### Task prompt
Records follow. Copy every line with "新高考Ⅱ卷".

----- Extracted information

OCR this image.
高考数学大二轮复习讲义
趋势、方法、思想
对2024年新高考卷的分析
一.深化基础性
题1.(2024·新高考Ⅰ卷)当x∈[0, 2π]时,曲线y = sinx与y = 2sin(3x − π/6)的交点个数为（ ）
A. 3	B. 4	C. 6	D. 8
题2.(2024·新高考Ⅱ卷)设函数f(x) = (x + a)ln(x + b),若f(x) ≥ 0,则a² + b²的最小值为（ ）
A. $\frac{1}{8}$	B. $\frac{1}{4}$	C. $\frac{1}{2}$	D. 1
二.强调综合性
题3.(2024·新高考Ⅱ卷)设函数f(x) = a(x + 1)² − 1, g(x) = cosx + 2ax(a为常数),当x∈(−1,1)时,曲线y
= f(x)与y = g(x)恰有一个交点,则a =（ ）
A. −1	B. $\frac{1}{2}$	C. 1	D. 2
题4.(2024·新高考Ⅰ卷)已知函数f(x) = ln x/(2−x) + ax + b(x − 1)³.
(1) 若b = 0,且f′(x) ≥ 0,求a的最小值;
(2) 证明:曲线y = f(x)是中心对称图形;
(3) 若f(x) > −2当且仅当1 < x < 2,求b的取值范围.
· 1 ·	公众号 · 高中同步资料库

----------

### Exercise answer
题2.(2024·新高考Ⅱ卷)设函数f(x) = (x + a)ln(x + b),若f(x) ≥ 0,则a² + b²的最小值为（ ）
题3.(2024·新高考Ⅱ卷)设函数f(x) = a(x + 1)² − 1, g(x) = cosx + 2ax(a为常数),当x∈(−1,1)时,曲线y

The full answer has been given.